(Figure record extracts)
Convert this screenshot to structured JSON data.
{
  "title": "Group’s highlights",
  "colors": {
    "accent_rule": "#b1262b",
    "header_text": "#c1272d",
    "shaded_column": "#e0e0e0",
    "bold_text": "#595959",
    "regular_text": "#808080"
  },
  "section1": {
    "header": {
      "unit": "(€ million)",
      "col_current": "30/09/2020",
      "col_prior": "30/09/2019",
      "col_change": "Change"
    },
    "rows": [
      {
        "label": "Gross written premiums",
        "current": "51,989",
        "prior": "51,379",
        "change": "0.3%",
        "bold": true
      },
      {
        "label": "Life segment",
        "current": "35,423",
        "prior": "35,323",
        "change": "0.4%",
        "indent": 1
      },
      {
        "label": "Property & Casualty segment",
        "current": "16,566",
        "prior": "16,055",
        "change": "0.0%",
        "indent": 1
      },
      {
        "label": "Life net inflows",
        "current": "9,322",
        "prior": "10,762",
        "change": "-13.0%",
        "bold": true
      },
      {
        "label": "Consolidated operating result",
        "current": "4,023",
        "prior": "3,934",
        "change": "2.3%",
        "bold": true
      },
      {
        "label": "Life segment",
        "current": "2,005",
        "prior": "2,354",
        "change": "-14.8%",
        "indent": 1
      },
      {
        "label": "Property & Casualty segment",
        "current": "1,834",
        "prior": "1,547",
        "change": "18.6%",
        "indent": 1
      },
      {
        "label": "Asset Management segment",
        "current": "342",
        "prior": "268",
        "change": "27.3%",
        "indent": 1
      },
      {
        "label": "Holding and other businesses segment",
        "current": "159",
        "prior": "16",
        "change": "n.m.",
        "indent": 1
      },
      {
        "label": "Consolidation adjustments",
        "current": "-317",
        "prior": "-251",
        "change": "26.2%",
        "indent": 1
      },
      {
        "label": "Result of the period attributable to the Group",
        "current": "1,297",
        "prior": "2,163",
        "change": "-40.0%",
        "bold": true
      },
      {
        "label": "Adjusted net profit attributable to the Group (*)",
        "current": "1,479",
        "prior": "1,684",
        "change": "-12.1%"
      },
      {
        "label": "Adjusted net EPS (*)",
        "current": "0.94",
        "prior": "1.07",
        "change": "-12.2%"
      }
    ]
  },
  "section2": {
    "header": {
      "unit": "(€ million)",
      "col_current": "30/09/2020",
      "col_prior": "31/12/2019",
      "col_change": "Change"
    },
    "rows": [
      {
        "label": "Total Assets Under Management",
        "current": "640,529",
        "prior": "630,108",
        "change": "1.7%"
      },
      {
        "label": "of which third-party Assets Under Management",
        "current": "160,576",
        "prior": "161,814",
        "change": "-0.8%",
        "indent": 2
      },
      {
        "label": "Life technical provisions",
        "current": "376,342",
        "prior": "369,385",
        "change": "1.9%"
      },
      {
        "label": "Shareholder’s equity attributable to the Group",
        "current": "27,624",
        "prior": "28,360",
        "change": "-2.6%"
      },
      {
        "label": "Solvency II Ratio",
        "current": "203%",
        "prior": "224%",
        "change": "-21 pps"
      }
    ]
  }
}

OBJECTIVE | Go through the records. Copy each line where "attributable" appears.

CORRECT RESULT |
        "label": "Result of the period attributable to the Group",
        "label": "Adjusted net profit attributable to the Group (*)",
        "label": "Shareholder’s equity attributable to the Group",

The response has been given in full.